§ Do this:
Select all lines in the records that include "What".

§ Records for the task:
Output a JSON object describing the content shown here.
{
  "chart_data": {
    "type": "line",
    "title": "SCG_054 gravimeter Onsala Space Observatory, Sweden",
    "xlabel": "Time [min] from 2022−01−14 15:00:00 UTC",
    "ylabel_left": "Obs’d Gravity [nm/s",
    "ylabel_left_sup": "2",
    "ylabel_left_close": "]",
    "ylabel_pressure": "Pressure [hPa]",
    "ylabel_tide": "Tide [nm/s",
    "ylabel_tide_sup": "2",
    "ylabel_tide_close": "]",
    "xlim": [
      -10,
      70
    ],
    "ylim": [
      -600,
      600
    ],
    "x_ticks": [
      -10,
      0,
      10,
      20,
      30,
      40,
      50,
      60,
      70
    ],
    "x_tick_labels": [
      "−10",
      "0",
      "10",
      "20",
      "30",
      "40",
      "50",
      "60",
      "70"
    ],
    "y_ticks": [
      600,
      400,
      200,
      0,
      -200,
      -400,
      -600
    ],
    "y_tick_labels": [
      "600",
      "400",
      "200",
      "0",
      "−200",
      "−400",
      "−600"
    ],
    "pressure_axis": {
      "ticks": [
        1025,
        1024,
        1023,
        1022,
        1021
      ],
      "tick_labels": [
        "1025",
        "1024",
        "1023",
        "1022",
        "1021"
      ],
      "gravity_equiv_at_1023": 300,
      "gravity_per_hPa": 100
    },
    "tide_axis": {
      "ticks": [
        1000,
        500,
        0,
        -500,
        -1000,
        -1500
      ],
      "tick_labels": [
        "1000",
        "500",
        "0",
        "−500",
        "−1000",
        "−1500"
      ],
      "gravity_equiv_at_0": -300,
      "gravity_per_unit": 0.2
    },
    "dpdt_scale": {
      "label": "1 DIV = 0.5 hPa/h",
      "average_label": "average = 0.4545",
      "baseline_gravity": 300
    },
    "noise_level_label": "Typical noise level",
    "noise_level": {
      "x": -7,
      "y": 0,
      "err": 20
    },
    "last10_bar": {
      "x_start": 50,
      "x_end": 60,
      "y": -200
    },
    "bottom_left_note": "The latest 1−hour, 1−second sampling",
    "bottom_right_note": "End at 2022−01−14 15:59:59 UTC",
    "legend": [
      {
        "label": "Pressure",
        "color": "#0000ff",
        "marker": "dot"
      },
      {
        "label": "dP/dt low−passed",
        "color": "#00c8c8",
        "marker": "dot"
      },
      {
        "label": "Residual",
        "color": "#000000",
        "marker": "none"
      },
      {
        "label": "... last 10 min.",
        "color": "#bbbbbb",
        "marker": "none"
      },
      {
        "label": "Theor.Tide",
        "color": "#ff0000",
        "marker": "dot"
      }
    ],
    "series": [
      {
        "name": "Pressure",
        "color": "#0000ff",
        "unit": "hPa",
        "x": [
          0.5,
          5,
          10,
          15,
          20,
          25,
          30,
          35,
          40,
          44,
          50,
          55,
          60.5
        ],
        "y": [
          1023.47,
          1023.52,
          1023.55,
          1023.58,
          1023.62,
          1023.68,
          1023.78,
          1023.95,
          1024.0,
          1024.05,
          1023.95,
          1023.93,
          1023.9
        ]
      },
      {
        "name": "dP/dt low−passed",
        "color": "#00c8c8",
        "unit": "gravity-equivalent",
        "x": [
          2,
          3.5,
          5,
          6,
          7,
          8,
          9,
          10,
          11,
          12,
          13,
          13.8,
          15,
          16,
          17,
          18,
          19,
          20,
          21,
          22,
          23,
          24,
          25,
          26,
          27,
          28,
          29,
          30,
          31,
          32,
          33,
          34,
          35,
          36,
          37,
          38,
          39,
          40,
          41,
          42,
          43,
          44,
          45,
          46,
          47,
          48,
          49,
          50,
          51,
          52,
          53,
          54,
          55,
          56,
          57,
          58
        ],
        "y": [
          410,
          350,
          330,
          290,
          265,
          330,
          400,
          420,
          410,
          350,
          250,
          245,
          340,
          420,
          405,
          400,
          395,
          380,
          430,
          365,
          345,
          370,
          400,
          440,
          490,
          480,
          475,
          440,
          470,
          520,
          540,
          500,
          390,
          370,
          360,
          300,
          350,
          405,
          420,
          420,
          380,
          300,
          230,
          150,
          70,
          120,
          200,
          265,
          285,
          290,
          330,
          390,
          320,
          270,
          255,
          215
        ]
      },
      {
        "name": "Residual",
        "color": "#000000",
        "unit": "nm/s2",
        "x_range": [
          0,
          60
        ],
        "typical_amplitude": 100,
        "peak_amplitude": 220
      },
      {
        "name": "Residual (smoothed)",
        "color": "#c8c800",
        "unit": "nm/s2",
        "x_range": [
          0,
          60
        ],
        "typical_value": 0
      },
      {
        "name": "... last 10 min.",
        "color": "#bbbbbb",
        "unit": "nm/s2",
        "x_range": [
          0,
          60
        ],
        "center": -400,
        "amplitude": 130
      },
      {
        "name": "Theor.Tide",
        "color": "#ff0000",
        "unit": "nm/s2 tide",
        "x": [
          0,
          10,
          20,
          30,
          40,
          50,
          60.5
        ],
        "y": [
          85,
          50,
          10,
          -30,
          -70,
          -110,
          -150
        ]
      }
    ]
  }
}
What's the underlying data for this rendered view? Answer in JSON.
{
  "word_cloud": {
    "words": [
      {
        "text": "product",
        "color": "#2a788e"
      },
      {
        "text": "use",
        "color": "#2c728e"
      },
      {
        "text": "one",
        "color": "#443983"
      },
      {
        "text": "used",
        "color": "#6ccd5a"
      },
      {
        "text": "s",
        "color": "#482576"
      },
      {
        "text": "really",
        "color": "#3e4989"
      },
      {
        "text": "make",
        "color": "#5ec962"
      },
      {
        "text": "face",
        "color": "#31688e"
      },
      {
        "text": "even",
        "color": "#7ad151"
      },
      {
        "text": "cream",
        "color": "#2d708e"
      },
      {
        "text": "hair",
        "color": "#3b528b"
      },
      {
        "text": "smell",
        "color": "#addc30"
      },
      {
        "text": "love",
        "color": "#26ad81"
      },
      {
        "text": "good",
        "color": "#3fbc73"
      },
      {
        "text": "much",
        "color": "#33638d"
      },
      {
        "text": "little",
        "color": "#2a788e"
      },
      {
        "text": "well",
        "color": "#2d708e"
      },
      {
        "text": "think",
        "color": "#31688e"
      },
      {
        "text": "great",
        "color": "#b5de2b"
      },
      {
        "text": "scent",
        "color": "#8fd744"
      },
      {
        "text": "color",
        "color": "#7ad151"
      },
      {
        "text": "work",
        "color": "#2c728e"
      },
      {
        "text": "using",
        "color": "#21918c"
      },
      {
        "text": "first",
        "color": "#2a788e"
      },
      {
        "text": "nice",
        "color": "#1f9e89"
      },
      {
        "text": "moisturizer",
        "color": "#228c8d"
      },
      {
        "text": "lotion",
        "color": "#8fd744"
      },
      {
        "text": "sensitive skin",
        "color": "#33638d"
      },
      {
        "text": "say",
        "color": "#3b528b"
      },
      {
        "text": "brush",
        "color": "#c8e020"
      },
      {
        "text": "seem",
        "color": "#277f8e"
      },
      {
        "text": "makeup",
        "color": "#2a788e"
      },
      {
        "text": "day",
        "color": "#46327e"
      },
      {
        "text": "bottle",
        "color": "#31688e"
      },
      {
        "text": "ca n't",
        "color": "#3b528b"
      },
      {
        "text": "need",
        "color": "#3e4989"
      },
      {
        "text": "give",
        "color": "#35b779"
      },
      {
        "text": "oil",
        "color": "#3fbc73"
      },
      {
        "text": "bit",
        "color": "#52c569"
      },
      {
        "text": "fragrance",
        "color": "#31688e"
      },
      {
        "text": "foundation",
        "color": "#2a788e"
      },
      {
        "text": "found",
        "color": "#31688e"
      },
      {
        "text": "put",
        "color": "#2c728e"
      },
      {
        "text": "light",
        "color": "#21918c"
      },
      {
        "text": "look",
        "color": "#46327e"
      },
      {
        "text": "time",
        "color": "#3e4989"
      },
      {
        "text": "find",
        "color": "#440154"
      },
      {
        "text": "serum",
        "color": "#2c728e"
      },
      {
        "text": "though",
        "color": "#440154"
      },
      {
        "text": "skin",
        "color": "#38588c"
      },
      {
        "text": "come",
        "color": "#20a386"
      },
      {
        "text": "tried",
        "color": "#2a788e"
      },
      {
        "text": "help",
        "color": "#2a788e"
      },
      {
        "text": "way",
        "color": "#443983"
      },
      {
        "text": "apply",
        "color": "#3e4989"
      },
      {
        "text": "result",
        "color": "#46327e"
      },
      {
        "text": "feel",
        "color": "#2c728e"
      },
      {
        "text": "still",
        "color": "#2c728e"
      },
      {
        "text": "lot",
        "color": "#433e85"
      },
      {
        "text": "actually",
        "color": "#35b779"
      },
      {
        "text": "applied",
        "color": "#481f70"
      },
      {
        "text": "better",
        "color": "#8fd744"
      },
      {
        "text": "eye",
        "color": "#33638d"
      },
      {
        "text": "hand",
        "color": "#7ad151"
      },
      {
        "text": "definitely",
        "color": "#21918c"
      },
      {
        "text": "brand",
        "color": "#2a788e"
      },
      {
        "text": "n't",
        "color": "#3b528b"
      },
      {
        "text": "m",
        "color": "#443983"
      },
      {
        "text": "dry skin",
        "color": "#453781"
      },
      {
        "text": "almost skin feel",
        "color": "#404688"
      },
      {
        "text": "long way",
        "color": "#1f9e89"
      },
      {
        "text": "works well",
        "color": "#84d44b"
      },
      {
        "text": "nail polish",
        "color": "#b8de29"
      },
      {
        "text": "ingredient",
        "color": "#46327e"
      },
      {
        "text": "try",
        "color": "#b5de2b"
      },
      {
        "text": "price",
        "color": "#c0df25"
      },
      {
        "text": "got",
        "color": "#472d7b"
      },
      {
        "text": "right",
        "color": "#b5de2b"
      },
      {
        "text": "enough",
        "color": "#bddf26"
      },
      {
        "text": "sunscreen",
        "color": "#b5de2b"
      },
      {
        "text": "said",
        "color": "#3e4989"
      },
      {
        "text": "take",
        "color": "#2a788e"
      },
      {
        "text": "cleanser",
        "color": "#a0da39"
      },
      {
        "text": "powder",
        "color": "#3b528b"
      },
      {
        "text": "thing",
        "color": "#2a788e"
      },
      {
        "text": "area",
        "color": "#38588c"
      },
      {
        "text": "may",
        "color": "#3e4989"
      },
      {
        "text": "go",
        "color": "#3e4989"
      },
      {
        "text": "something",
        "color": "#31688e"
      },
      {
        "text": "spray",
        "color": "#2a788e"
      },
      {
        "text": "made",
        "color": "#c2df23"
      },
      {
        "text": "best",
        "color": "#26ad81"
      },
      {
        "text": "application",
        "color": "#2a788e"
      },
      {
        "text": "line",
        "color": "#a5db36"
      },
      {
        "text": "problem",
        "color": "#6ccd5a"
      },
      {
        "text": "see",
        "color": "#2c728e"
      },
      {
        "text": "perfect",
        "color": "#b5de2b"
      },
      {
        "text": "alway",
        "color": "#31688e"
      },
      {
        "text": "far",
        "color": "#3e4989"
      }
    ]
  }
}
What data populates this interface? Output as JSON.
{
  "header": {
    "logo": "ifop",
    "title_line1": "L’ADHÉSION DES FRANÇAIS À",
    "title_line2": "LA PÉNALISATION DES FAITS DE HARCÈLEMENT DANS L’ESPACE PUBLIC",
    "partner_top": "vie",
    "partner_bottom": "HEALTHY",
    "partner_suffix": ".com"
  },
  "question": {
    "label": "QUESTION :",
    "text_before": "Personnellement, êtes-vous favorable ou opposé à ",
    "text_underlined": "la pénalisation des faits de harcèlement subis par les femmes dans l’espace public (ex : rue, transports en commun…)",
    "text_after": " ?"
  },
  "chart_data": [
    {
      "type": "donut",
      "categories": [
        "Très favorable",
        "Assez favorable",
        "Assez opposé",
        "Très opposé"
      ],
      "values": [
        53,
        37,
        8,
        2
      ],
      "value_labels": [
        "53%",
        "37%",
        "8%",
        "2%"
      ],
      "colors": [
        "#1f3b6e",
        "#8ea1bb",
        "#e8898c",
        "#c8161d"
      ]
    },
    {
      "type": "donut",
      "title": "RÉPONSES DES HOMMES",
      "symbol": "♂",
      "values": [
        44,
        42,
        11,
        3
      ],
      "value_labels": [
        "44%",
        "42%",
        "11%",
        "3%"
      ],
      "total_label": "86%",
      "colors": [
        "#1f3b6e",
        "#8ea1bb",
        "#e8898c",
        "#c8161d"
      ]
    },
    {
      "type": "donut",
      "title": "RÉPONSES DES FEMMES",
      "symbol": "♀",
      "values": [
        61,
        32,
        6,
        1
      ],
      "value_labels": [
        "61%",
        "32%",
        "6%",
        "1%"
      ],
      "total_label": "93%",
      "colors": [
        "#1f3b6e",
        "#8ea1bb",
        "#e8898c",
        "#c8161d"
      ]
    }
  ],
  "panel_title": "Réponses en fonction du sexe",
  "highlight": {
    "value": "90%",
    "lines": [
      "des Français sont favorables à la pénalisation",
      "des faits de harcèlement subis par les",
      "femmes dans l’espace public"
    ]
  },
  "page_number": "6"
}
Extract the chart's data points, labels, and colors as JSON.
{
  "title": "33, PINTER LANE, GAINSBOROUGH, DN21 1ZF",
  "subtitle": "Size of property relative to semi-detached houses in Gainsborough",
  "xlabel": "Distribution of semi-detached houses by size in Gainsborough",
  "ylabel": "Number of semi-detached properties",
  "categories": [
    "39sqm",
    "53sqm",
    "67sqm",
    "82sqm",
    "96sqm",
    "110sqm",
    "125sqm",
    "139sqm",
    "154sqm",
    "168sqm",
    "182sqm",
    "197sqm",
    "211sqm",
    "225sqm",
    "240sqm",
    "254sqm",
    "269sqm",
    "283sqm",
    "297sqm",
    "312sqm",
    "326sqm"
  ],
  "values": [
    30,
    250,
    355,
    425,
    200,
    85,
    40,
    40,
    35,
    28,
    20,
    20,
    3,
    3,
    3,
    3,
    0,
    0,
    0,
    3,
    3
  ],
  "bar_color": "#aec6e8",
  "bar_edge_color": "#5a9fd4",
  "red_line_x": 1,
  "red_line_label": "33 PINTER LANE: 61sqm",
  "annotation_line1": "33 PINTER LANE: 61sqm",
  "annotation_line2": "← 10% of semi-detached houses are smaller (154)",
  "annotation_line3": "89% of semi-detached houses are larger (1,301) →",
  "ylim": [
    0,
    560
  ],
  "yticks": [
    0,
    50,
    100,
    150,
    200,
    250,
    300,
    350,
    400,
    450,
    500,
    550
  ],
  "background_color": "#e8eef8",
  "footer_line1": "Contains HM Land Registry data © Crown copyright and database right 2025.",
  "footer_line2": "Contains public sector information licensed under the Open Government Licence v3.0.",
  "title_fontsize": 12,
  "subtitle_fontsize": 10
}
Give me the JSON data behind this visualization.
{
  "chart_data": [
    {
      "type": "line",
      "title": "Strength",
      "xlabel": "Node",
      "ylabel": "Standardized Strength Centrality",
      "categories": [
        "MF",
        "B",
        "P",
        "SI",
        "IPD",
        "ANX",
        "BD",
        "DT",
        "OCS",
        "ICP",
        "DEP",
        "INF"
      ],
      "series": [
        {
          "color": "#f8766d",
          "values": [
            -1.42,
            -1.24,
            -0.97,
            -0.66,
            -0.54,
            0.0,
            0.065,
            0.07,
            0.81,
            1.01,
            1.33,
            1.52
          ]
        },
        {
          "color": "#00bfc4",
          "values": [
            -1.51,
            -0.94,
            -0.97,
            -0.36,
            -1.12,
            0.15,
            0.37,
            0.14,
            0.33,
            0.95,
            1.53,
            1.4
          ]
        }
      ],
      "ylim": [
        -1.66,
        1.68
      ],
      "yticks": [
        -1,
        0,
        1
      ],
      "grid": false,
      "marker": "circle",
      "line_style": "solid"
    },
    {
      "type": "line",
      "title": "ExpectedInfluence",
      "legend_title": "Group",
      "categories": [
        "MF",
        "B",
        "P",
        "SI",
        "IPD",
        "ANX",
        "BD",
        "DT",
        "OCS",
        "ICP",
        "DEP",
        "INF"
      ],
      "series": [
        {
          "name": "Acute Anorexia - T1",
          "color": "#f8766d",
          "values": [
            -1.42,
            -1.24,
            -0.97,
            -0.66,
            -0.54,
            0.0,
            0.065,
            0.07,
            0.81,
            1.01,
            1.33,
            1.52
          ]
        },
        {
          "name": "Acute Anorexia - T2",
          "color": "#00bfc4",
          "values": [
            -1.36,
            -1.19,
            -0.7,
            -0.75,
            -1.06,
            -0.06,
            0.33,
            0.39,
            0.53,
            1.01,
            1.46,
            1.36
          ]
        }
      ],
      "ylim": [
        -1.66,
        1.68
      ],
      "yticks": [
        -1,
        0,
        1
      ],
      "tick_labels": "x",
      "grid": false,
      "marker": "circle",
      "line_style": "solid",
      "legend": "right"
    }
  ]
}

§ Worked answer:
What's the underlying data for this rendered view? Answer in JSON.
What data populates this interface? Output as JSON.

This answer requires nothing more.